▶ _Supplied records_
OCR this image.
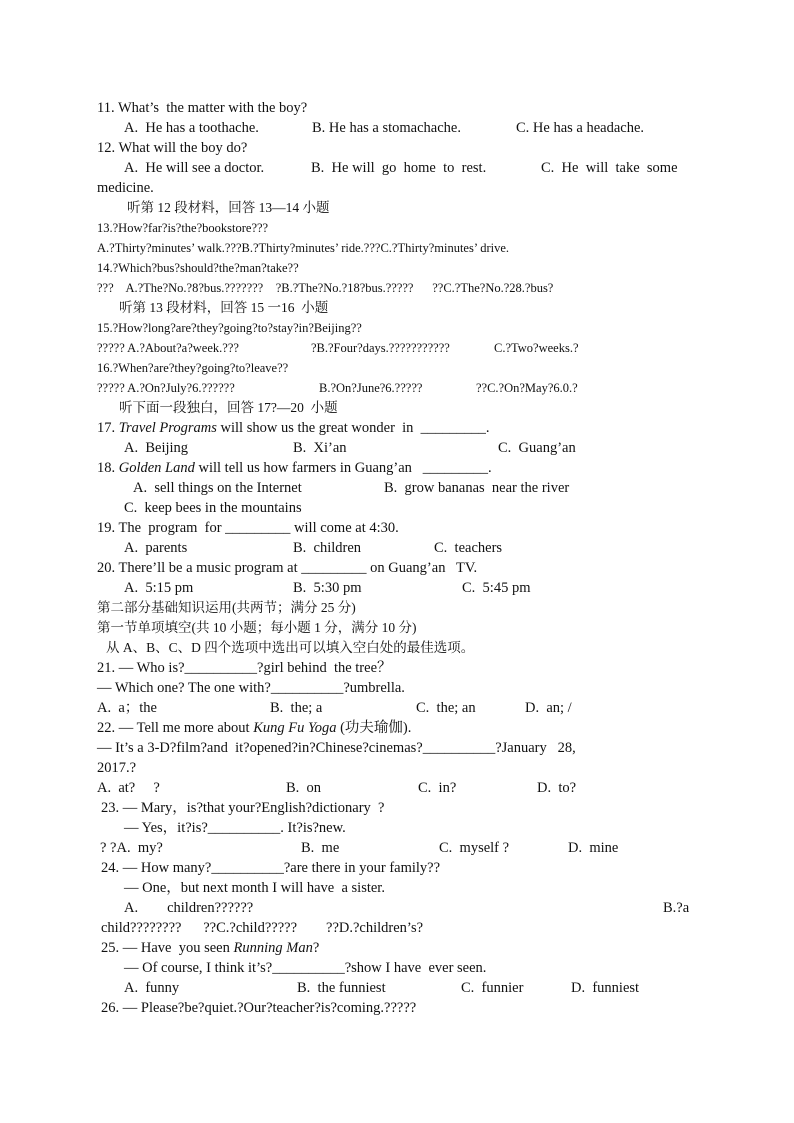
11. What’s  the matter with the boy?
A.  He has a toothache.	B. He has a stomachache.	C. He has a headache.
12. What will the boy do?
A.  He will see a doctor.	B.  He will  go  home  to  rest.	C.  He  will  take  some
medicine.
听第 12 段材料，回答 13—14 小题
13.?How?far?is?the?bookstore???
A.?Thirty?minutes’ walk.???B.?Thirty?minutes’ ride.???C.?Thirty?minutes’ drive.
14.?Which?bus?should?the?man?take??
???    A.?The?No.?8?bus.???????    ?B.?The?No.?18?bus.?????      ??C.?The?No.?28.?bus?
听第 13 段材料，回答 15 一16  小题
15.?How?long?are?they?going?to?stay?in?Beijing??
????? A.?About?a?week.???	?B.?Four?days.???????????	C.?Two?weeks.?
16.?When?are?they?going?to?leave??
????? A.?On?July?6.??????	B.?On?June?6.?????	??C.?On?May?6.0.?
听下面一段独白，回答 17?—20  小题
17. Travel Programs will show us the great wonder  in  _________.
A.  Beijing	B.  Xi’an	C.  Guang’an
18. Golden Land will tell us how farmers in Guang’an   _________.
A.  sell things on the Internet	B.  grow bananas  near the river
C.  keep bees in the mountains
19. The  program  for _________ will come at 4:30.
A.  parents	B.  children	C.  teachers
20. There’ll be a music program at _________ on Guang’an   TV.
A.  5:15 pm	B.  5:30 pm	C.  5:45 pm
第二部分基础知识运用(共两节；满分 25 分)
第一节单项填空(共 10 小题；每小题 1 分，满分 10 分)
从 A、B、C、D 四个选项中选出可以填入空白处的最佳选项。
21. — Who is?__________?girl behind  the tree？
— Which one? The one with?__________?umbrella.
A.  a；the	B.  the; a	C.  the; an	D.  an; /
22. — Tell me more about Kung Fu Yoga (功夫瑜伽).
— It’s a 3-D?film?and  it?opened?in?Chinese?cinemas?__________?January   28,
2017.?
A.  at?     ?	B.  on	C.  in?	D.  to?
23. — Mary，is?that your?English?dictionary  ?
— Yes，it?is?__________. It?is?new.
? ?A.  my?	B.  me	C.  myself ?	D.  mine
24. — How many?__________?are there in your family??
— One，but next month I will have  a sister.
A.        children??????	B.?a
child????????      ??C.?child?????        ??D.?children’s?
25. — Have  you seen Running Man?
— Of course, I think it’s?__________?show I have  ever seen.
A.  funny	B.  the funniest	C.  funnier	D.  funniest
26. — Please?be?quiet.?Our?teacher?is?coming.?????
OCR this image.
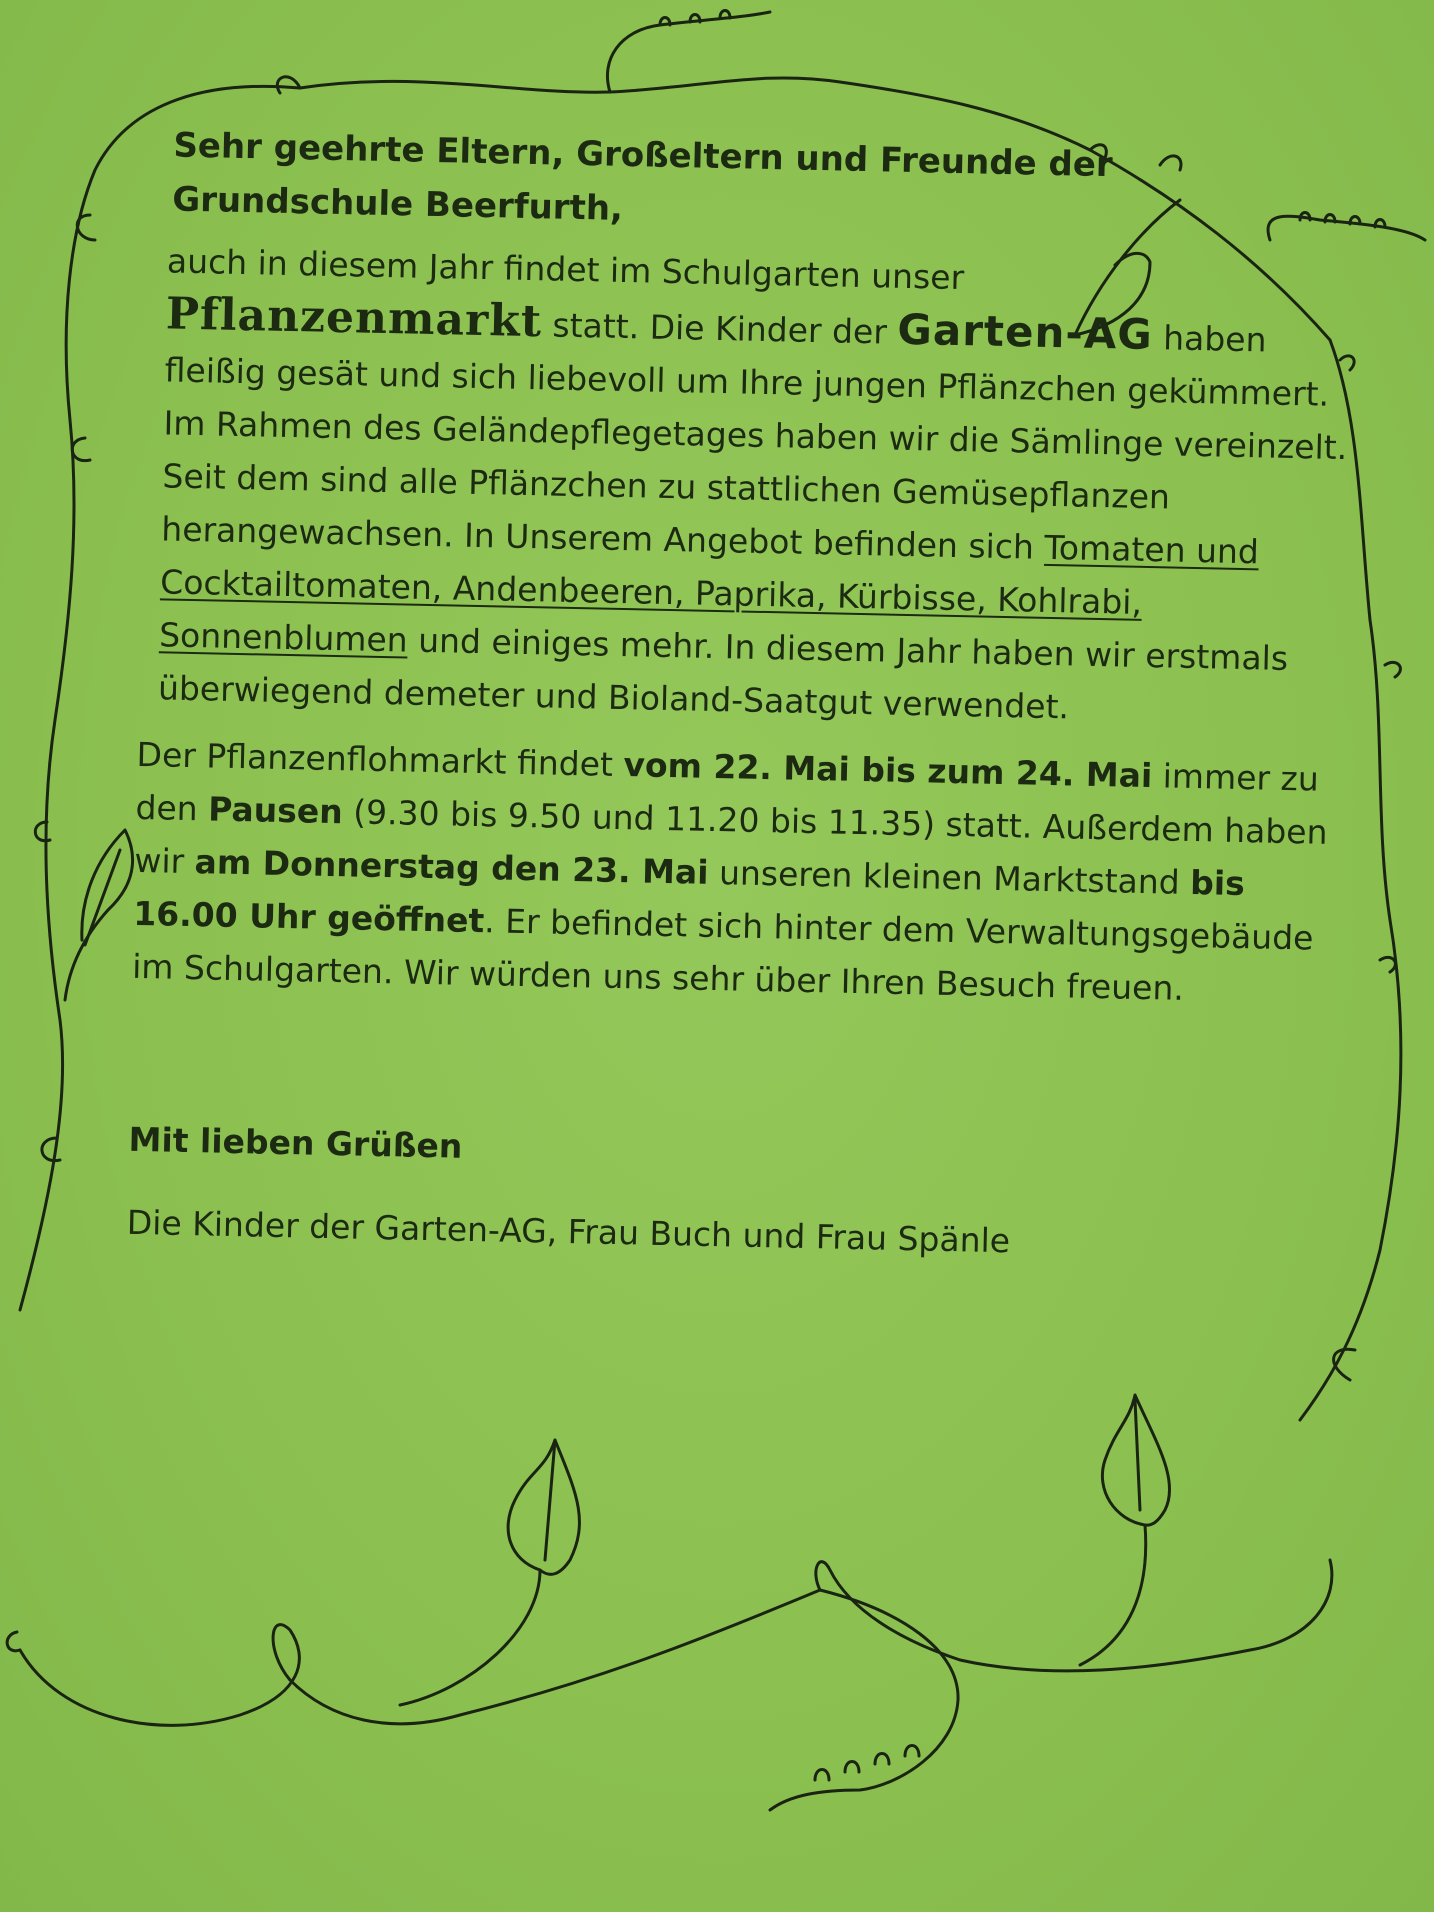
Sehr geehrte Eltern, Großeltern und Freunde der
Grundschule Beerfurth,
auch in diesem Jahr findet im Schulgarten unser
Pflanzenmarkt statt. Die Kinder der Garten-AG haben fleißig gesät und sich liebevoll um Ihre jungen Pflänzchen gekümmert. Im Rahmen des Geländepflegetages haben wir die Sämlinge vereinzelt. Seit dem sind alle Pflänzchen zu stattlichen Gemüsepflanzen herangewachsen. In Unserem Angebot befinden sich Tomaten und Cocktailtomaten, Andenbeeren, Paprika, Kürbisse, Kohlrabi, Sonnenblumen und einiges mehr. In diesem Jahr haben wir erstmals überwiegend demeter und Bioland-Saatgut verwendet.
Der Pflanzenflohmarkt findet vom 22. Mai bis zum 24. Mai immer zu den Pausen (9.30 bis 9.50 und 11.20 bis 11.35) statt. Außerdem haben wir am Donnerstag den 23. Mai unseren kleinen Marktstand bis 16.00 Uhr geöffnet. Er befindet sich hinter dem Verwaltungsgebäude im Schulgarten. Wir würden uns sehr über Ihren Besuch freuen.
Mit lieben Grüßen
Die Kinder der Garten-AG, Frau Buch und Frau Spänle
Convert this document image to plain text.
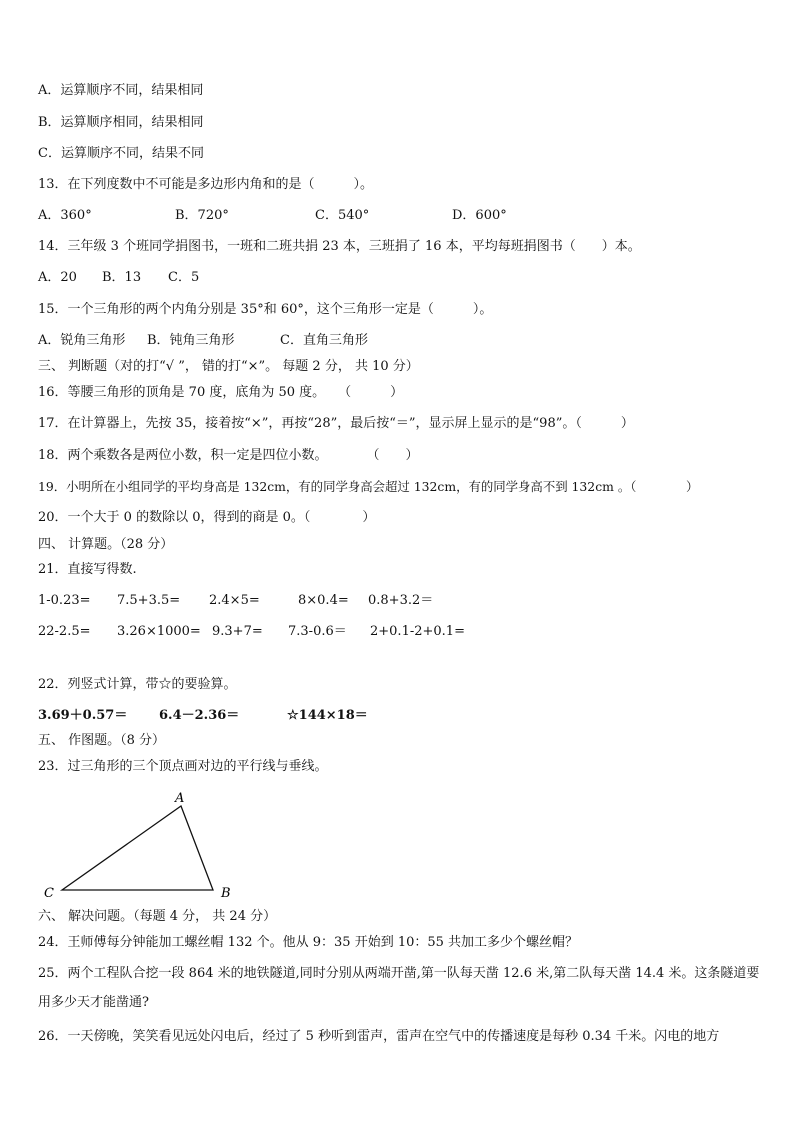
A．运算顺序不同，结果相同
B．运算顺序相同，结果相同
C．运算顺序不同，结果不同
13．在下列度数中不可能是多边形内角和的是（　　　）。
A．360°	B．720°	C．540°	D．600°
14．三年级 3 个班同学捐图书，一班和二班共捐 23 本，三班捐了 16 本，平均每班捐图书（　　）本。
A．20 B．13 C．5
15．一个三角形的两个内角分别是 35°和 60°，这个三角形一定是（　　　）。
A．锐角三角形 B．钝角三角形	C．直角三角形
三、 判断题（对的打“√ ”， 错的打“×”。 每题 2 分， 共 10 分）
16．等腰三角形的顶角是 70 度，底角为 50 度。　　（　　　）
17．在计算器上，先按 35，接着按“×”，再按“28”，最后按“＝”，显示屏上显示的是“98”。（　　　）
18．两个乘数各是两位小数，积一定是四位小数。　　　　（　　）
19．小明所在小组同学的平均身高是 132cm，有的同学身高会超过 132cm，有的同学身高不到 132cm 。（　　　　）
20．一个大于 0 的数除以 0，得到的商是 0。（　　　　）
四、 计算题。（28 分）
21．直接写得数.
1-0.23= 7.5+3.5= 2.4×5=	8×0.4= 0.8+3.2＝
22-2.5= 3.26×1000= 9.3+7= 7.3-0.6＝ 2+0.1-2+0.1=
22．列竖式计算，带☆的要验算。
3.69＋0.57＝ 6.4－2.36＝	☆144×18＝
五、 作图题。（8 分）
23．过三角形的三个顶点画对边的平行线与垂线。
A
B
C
六、 解决问题。（每题 4 分， 共 24 分）
24．王师傅每分钟能加工螺丝帽 132 个。他从 9：35 开始到 10：55 共加工多少个螺丝帽？
25．两个工程队合挖一段 864 米的地铁隧道,同时分别从两端开凿,第一队每天凿 12.6 米,第二队每天凿 14.4 米。这条隧道要用多少天才能凿通?
26．一天傍晚，笑笑看见远处闪电后，经过了 5 秒听到雷声，雷声在空气中的传播速度是每秒 0.34 千米。闪电的地方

▶ _Problem description_
Reproduce precisely the lines of the entries above, from the one containing "Convert this document image to plain text." through the final one, both ends included, and omit the pictures.

▶ _Result below_
Convert this document image to plain text.
A．运算顺序不同，结果相同
B．运算顺序相同，结果相同
C．运算顺序不同，结果不同
13．在下列度数中不可能是多边形内角和的是（　　　）。
A．360°	B．720°	C．540°	D．600°
14．三年级 3 个班同学捐图书，一班和二班共捐 23 本，三班捐了 16 本，平均每班捐图书（　　）本。
A．20 B．13 C．5
15．一个三角形的两个内角分别是 35°和 60°，这个三角形一定是（　　　）。
A．锐角三角形 B．钝角三角形	C．直角三角形
三、 判断题（对的打“√ ”， 错的打“×”。 每题 2 分， 共 10 分）
16．等腰三角形的顶角是 70 度，底角为 50 度。　　（　　　）
17．在计算器上，先按 35，接着按“×”，再按“28”，最后按“＝”，显示屏上显示的是“98”。（　　　）
18．两个乘数各是两位小数，积一定是四位小数。　　　　（　　）
19．小明所在小组同学的平均身高是 132cm，有的同学身高会超过 132cm，有的同学身高不到 132cm 。（　　　　）
20．一个大于 0 的数除以 0，得到的商是 0。（　　　　）
四、 计算题。（28 分）
21．直接写得数.
1-0.23= 7.5+3.5= 2.4×5=	8×0.4= 0.8+3.2＝
22-2.5= 3.26×1000= 9.3+7= 7.3-0.6＝ 2+0.1-2+0.1=
22．列竖式计算，带☆的要验算。
3.69＋0.57＝ 6.4－2.36＝	☆144×18＝
五、 作图题。（8 分）
23．过三角形的三个顶点画对边的平行线与垂线。
A
B
C
六、 解决问题。（每题 4 分， 共 24 分）
24．王师傅每分钟能加工螺丝帽 132 个。他从 9：35 开始到 10：55 共加工多少个螺丝帽？
25．两个工程队合挖一段 864 米的地铁隧道,同时分别从两端开凿,第一队每天凿 12.6 米,第二队每天凿 14.4 米。这条隧道要用多少天才能凿通?
26．一天傍晚，笑笑看见远处闪电后，经过了 5 秒听到雷声，雷声在空气中的传播速度是每秒 0.34 千米。闪电的地方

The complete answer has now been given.